**WHAT THE TASK ASKS**
Reproduce the listing below line for line, with nothing added, dropped, or changed.

++++++++++

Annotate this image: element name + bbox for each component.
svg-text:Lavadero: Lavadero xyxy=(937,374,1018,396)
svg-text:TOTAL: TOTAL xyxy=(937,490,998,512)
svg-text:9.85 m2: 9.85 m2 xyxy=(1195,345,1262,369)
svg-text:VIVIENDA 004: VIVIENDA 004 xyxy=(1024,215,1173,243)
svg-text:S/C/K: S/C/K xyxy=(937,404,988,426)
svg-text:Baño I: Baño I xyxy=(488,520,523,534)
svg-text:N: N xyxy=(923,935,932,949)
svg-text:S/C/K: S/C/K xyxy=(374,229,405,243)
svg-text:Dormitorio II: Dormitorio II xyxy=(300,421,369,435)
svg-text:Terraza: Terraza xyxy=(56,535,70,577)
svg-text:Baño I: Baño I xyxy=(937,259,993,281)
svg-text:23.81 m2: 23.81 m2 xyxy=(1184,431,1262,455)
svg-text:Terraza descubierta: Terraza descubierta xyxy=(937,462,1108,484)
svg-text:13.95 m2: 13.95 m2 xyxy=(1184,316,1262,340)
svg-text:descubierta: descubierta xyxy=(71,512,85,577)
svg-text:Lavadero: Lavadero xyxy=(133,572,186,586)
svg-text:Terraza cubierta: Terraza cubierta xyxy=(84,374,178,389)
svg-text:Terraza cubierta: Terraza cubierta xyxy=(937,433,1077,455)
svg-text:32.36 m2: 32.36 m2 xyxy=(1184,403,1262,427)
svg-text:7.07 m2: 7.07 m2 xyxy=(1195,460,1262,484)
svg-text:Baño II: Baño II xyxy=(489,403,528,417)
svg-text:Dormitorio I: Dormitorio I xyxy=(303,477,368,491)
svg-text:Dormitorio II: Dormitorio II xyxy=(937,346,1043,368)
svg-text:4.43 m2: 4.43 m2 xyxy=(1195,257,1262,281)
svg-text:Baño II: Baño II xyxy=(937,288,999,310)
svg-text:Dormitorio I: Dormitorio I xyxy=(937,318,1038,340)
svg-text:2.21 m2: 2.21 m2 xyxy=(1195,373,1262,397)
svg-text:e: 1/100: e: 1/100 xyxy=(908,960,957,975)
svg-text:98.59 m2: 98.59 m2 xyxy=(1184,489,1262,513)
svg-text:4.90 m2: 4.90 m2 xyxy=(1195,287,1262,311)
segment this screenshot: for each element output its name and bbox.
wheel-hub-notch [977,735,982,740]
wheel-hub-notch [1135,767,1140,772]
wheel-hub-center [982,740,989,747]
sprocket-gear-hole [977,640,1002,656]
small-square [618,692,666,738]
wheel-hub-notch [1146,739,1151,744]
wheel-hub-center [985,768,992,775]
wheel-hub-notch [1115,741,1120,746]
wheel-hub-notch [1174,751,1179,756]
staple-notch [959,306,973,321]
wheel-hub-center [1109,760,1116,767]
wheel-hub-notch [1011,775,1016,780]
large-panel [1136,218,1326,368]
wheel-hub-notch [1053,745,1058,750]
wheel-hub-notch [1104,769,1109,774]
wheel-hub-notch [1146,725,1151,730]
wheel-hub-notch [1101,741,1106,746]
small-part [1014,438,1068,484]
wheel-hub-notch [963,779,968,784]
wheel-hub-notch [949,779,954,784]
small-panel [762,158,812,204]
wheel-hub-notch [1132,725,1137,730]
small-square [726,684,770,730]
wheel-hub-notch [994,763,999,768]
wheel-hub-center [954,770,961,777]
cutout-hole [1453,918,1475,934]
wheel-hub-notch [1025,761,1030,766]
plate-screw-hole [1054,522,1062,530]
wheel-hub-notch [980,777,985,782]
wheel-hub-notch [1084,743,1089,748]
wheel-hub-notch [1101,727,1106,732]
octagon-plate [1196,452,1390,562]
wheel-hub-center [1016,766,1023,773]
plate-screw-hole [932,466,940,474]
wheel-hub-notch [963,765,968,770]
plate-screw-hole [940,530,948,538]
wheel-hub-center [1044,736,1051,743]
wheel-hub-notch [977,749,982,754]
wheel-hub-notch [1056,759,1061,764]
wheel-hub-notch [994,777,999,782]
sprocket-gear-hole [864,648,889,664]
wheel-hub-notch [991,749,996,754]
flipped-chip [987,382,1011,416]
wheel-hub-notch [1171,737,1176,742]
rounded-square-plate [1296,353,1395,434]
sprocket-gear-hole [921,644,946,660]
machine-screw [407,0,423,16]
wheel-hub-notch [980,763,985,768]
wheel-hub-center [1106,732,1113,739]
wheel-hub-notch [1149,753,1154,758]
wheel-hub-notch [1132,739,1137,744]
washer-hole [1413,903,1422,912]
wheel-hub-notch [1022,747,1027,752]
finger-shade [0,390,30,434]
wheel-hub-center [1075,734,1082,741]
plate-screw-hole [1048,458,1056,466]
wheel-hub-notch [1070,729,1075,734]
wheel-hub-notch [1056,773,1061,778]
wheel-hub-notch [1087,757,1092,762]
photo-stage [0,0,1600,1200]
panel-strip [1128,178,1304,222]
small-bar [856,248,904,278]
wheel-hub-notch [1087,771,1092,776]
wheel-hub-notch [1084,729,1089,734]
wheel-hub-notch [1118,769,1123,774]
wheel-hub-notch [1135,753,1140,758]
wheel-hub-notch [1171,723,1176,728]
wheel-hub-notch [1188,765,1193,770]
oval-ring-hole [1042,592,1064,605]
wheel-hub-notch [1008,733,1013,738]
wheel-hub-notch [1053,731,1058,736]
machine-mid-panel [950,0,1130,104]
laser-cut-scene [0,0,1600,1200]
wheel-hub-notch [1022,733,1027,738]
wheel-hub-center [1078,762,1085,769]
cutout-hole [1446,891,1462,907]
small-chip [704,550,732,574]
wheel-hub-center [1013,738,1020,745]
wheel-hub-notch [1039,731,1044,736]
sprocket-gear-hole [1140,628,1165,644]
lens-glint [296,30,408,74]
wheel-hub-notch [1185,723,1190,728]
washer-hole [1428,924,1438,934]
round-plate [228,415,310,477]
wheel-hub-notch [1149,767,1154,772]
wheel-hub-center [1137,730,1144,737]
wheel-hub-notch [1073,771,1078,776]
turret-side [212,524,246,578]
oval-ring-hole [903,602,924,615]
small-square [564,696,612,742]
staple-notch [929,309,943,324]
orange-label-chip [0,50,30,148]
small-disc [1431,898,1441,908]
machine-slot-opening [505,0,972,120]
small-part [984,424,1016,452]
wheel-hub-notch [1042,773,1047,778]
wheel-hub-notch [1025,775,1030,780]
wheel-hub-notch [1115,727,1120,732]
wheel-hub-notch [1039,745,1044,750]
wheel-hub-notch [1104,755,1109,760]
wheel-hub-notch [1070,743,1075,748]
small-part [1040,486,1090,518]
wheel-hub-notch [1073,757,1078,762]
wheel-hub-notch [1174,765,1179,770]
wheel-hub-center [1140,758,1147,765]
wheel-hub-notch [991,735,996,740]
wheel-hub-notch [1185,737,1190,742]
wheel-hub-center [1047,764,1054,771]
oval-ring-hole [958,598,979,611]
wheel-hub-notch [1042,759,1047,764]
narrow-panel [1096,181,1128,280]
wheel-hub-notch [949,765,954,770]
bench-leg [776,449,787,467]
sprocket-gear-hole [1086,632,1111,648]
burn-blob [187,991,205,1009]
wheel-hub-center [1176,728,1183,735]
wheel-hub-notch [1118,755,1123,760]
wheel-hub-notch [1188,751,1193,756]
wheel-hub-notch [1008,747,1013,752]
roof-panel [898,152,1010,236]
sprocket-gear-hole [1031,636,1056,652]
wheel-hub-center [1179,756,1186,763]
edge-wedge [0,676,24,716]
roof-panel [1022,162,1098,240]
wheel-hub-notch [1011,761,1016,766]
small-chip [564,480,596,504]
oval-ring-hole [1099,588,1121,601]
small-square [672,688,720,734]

++++++++++

**THE RESULT**
Annotate this image: element name + bbox for each component.
svg-text:Lavadero: Lavadero xyxy=(937,374,1018,396)
svg-text:TOTAL: TOTAL xyxy=(937,490,998,512)
svg-text:9.85 m2: 9.85 m2 xyxy=(1195,345,1262,369)
svg-text:VIVIENDA 004: VIVIENDA 004 xyxy=(1024,215,1173,243)
svg-text:S/C/K: S/C/K xyxy=(937,404,988,426)
svg-text:Baño I: Baño I xyxy=(488,520,523,534)
svg-text:N: N xyxy=(923,935,932,949)
svg-text:S/C/K: S/C/K xyxy=(374,229,405,243)
svg-text:Dormitorio II: Dormitorio II xyxy=(300,421,369,435)
svg-text:Terraza: Terraza xyxy=(56,535,70,577)
svg-text:Baño I: Baño I xyxy=(937,259,993,281)
svg-text:23.81 m2: 23.81 m2 xyxy=(1184,431,1262,455)
svg-text:Terraza descubierta: Terraza descubierta xyxy=(937,462,1108,484)
svg-text:13.95 m2: 13.95 m2 xyxy=(1184,316,1262,340)
svg-text:descubierta: descubierta xyxy=(71,512,85,577)
svg-text:Lavadero: Lavadero xyxy=(133,572,186,586)
svg-text:Terraza cubierta: Terraza cubierta xyxy=(84,374,178,389)
svg-text:Terraza cubierta: Terraza cubierta xyxy=(937,433,1077,455)
svg-text:32.36 m2: 32.36 m2 xyxy=(1184,403,1262,427)
svg-text:7.07 m2: 7.07 m2 xyxy=(1195,460,1262,484)
svg-text:Baño II: Baño II xyxy=(489,403,528,417)
svg-text:Dormitorio I: Dormitorio I xyxy=(303,477,368,491)
svg-text:Dormitorio II: Dormitorio II xyxy=(937,346,1043,368)
svg-text:4.43 m2: 4.43 m2 xyxy=(1195,257,1262,281)
svg-text:Baño II: Baño II xyxy=(937,288,999,310)
svg-text:Dormitorio I: Dormitorio I xyxy=(937,318,1038,340)
svg-text:2.21 m2: 2.21 m2 xyxy=(1195,373,1262,397)
svg-text:e: 1/100: e: 1/100 xyxy=(908,960,957,975)
svg-text:98.59 m2: 98.59 m2 xyxy=(1184,489,1262,513)
svg-text:4.90 m2: 4.90 m2 xyxy=(1195,287,1262,311)
segment this screenshot: for each element output its name and bbox.
wheel-hub-notch [977,735,982,740]
wheel-hub-notch [1135,767,1140,772]
wheel-hub-center [982,740,989,747]
sprocket-gear-hole [977,640,1002,656]
small-square [618,692,666,738]
wheel-hub-notch [1146,739,1151,744]
wheel-hub-center [985,768,992,775]
wheel-hub-notch [1115,741,1120,746]
wheel-hub-notch [1174,751,1179,756]
staple-notch [959,306,973,321]
wheel-hub-center [1109,760,1116,767]
wheel-hub-notch [1011,775,1016,780]
large-panel [1136,218,1326,368]
wheel-hub-notch [1053,745,1058,750]
wheel-hub-notch [1104,769,1109,774]
wheel-hub-notch [1146,725,1151,730]
wheel-hub-notch [1101,741,1106,746]
small-part [1014,438,1068,484]
wheel-hub-notch [963,779,968,784]
wheel-hub-notch [949,779,954,784]
small-panel [762,158,812,204]
wheel-hub-notch [1132,725,1137,730]
small-square [726,684,770,730]
wheel-hub-notch [994,763,999,768]
wheel-hub-center [954,770,961,777]
cutout-hole [1453,918,1475,934]
wheel-hub-notch [1025,761,1030,766]
plate-screw-hole [1054,522,1062,530]
wheel-hub-notch [980,777,985,782]
wheel-hub-notch [1084,743,1089,748]
wheel-hub-notch [1101,727,1106,732]
octagon-plate [1196,452,1390,562]
wheel-hub-center [1016,766,1023,773]
plate-screw-hole [932,466,940,474]
wheel-hub-notch [963,765,968,770]
plate-screw-hole [940,530,948,538]
wheel-hub-center [1044,736,1051,743]
wheel-hub-notch [977,749,982,754]
wheel-hub-notch [1056,759,1061,764]
wheel-hub-notch [994,777,999,782]
sprocket-gear-hole [864,648,889,664]
wheel-hub-notch [991,749,996,754]
flipped-chip [987,382,1011,416]
wheel-hub-notch [1171,737,1176,742]
rounded-square-plate [1296,353,1395,434]
sprocket-gear-hole [921,644,946,660]
machine-screw [407,0,423,16]
wheel-hub-notch [980,763,985,768]
wheel-hub-center [1106,732,1113,739]
wheel-hub-notch [1149,753,1154,758]
wheel-hub-notch [1132,739,1137,744]
washer-hole [1413,903,1422,912]
wheel-hub-notch [1022,747,1027,752]
finger-shade [0,390,30,434]
wheel-hub-center [1075,734,1082,741]
plate-screw-hole [1048,458,1056,466]
wheel-hub-notch [1070,729,1075,734]
wheel-hub-notch [1056,773,1061,778]
wheel-hub-notch [1087,757,1092,762]
photo-stage [0,0,1600,1200]
panel-strip [1128,178,1304,222]
small-bar [856,248,904,278]
wheel-hub-notch [1087,771,1092,776]
wheel-hub-notch [1084,729,1089,734]
wheel-hub-notch [1118,769,1123,774]
wheel-hub-notch [1135,753,1140,758]
wheel-hub-notch [1171,723,1176,728]
wheel-hub-notch [1188,765,1193,770]
oval-ring-hole [1042,592,1064,605]
wheel-hub-notch [1008,733,1013,738]
wheel-hub-notch [1053,731,1058,736]
machine-mid-panel [950,0,1130,104]
laser-cut-scene [0,0,1600,1200]
wheel-hub-notch [1022,733,1027,738]
wheel-hub-center [1078,762,1085,769]
cutout-hole [1446,891,1462,907]
small-chip [704,550,732,574]
wheel-hub-center [1013,738,1020,745]
wheel-hub-notch [1039,731,1044,736]
sprocket-gear-hole [1140,628,1165,644]
lens-glint [296,30,408,74]
wheel-hub-notch [1185,723,1190,728]
washer-hole [1428,924,1438,934]
round-plate [228,415,310,477]
wheel-hub-notch [1149,767,1154,772]
wheel-hub-center [1137,730,1144,737]
wheel-hub-notch [1073,771,1078,776]
turret-side [212,524,246,578]
oval-ring-hole [903,602,924,615]
small-square [564,696,612,742]
staple-notch [929,309,943,324]
orange-label-chip [0,50,30,148]
small-disc [1431,898,1441,908]
machine-slot-opening [505,0,972,120]
small-part [984,424,1016,452]
wheel-hub-notch [1042,773,1047,778]
wheel-hub-notch [1025,775,1030,780]
wheel-hub-notch [1115,727,1120,732]
wheel-hub-notch [1039,745,1044,750]
wheel-hub-notch [1104,755,1109,760]
wheel-hub-notch [1070,743,1075,748]
small-part [1040,486,1090,518]
wheel-hub-notch [1073,757,1078,762]
wheel-hub-notch [1174,765,1179,770]
wheel-hub-center [1140,758,1147,765]
wheel-hub-notch [991,735,996,740]
wheel-hub-notch [1185,737,1190,742]
wheel-hub-center [1047,764,1054,771]
oval-ring-hole [958,598,979,611]
wheel-hub-notch [1042,759,1047,764]
narrow-panel [1096,181,1128,280]
wheel-hub-notch [949,765,954,770]
bench-leg [776,449,787,467]
sprocket-gear-hole [1086,632,1111,648]
burn-blob [187,991,205,1009]
wheel-hub-center [1176,728,1183,735]
wheel-hub-notch [1118,755,1123,760]
wheel-hub-notch [1188,751,1193,756]
wheel-hub-notch [1008,747,1013,752]
roof-panel [898,152,1010,236]
sprocket-gear-hole [1031,636,1056,652]
wheel-hub-center [1179,756,1186,763]
edge-wedge [0,676,24,716]
roof-panel [1022,162,1098,240]
wheel-hub-notch [1011,761,1016,766]
small-chip [564,480,596,504]
oval-ring-hole [1099,588,1121,601]
small-square [672,688,720,734]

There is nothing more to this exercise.